-- start of Data for this task --

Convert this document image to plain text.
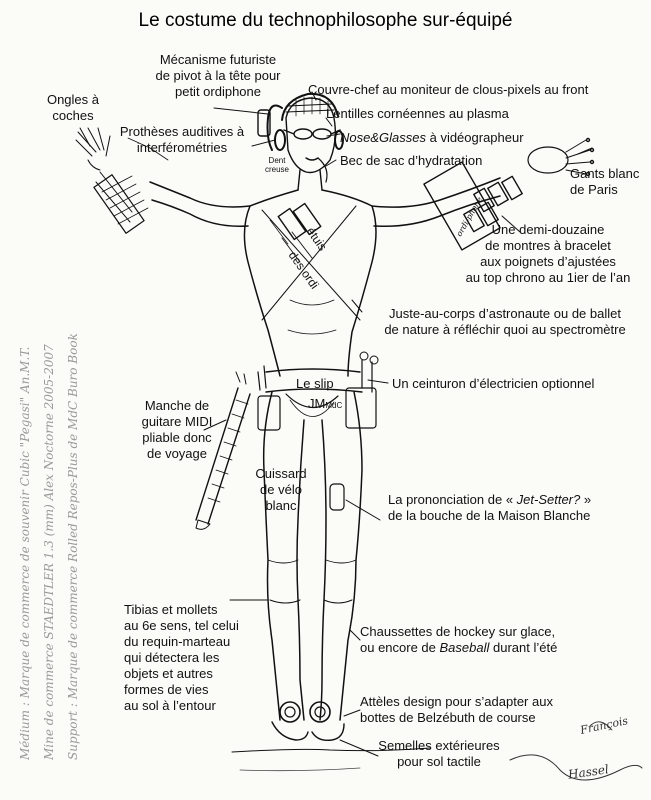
Le costume du technophilosophe sur-équipé
Ongles à
coches
Mécanisme futuriste
de pivot à la tête pour
petit ordiphone
Prothèses auditives à
interférométries
Dent
creuse
Couvre-chef au moniteur de clous-pixels au front
Lentilles cornéennes au plasma
Nose&Glasses à vidéographeur
Bec de sac d’hydratation
Gants blanc
de Paris
étuis
des ordi
ordi-phone Une demi-douzaine
de montres à bracelet
aux poignets d’ajustées
au top chrono au 1ier de l’an
Juste-au-corps d’astronaute ou de ballet
de nature à réfléchir quoi au spectromètre
Le slip
JMMdC
Un ceinturon d’électricien optionnel
Manche de
guitare MIDI
pliable donc
de voyage
Cuissard
de vélo
blanc	La prononciation de « Jet-Setter? »
de la bouche de la Maison Blanche
Tibias et mollets
au 6e sens, tel celui
du requin-marteau
qui détectera les
objets et autres
formes de vies
au sol à l’entour
Chaussettes de hockey sur glace,
ou encore de Baseball durant l’été
Attèles design pour s’adapter aux
bottes de Belzébuth de course
Semelles extérieures
pour sol tactile
Médium : Marque de commerce de souvenir Cubic "Pegasi" An.M.T. Mine de commerce STAEDTLER 1.3 (mm) Alex Noctorne 2005-2007 Support : Marque de commerce Rolled Repos-Plus de MdC Buro Book	François
Hassel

-- end of Data for this task --

#### [Directive]
Return each line of the data, keeping its wording exact and omitting pictures.

#### [Final result]
Convert this document image to plain text.
Le costume du technophilosophe sur-équipé
Ongles à
coches
Mécanisme futuriste
de pivot à la tête pour
petit ordiphone
Prothèses auditives à
interférométries
Dent
creuse
Couvre-chef au moniteur de clous-pixels au front
Lentilles cornéennes au plasma
Nose&Glasses à vidéographeur
Bec de sac d’hydratation
Gants blanc
de Paris
étuis
des ordi
ordi-phone Une demi-douzaine
de montres à bracelet
aux poignets d’ajustées
au top chrono au 1ier de l’an
Juste-au-corps d’astronaute ou de ballet
de nature à réfléchir quoi au spectromètre
Le slip
JMMdC
Un ceinturon d’électricien optionnel
Manche de
guitare MIDI
pliable donc
de voyage
Cuissard
de vélo
blanc	La prononciation de « Jet-Setter? »
de la bouche de la Maison Blanche
Tibias et mollets
au 6e sens, tel celui
du requin-marteau
qui détectera les
objets et autres
formes de vies
au sol à l’entour
Chaussettes de hockey sur glace,
ou encore de Baseball durant l’été
Attèles design pour s’adapter aux
bottes de Belzébuth de course
Semelles extérieures
pour sol tactile
Médium : Marque de commerce de souvenir Cubic "Pegasi" An.M.T. Mine de commerce STAEDTLER 1.3 (mm) Alex Noctorne 2005-2007 Support : Marque de commerce Rolled Repos-Plus de MdC Buro Book	François
Hassel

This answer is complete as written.